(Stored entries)
········
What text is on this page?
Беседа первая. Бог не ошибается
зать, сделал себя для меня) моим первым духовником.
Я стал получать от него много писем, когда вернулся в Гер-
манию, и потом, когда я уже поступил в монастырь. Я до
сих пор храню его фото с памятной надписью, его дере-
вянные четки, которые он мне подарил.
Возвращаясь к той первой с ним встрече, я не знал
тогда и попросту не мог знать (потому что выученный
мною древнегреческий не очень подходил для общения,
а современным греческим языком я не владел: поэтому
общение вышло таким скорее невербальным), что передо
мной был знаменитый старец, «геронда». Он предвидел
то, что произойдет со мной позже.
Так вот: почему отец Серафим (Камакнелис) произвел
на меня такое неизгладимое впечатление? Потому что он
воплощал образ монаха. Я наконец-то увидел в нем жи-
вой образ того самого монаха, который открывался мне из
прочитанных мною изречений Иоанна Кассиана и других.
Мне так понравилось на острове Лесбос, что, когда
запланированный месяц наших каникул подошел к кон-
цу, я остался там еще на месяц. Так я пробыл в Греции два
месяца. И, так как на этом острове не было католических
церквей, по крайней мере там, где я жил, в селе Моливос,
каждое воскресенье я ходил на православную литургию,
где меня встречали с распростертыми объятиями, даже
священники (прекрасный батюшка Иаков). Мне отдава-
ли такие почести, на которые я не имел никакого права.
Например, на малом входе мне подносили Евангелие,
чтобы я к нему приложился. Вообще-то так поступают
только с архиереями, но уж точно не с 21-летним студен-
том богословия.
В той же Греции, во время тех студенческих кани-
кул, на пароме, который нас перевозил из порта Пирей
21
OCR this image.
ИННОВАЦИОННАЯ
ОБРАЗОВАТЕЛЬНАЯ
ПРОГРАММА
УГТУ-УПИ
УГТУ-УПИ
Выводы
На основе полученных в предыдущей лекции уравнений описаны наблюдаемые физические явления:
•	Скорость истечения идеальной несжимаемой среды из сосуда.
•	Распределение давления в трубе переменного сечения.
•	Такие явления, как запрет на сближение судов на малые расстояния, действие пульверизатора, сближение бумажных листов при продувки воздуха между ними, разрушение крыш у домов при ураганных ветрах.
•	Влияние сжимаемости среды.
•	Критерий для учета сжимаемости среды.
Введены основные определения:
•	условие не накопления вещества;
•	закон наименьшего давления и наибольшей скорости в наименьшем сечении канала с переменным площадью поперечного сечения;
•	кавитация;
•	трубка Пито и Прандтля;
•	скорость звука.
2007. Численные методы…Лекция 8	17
········
**Exercise aim**
Extract each line holding the string "мной".

**Exercise solution**
мной был знаменитый старец, «геронда». Он предвидел
то, что произойдет со мной позже.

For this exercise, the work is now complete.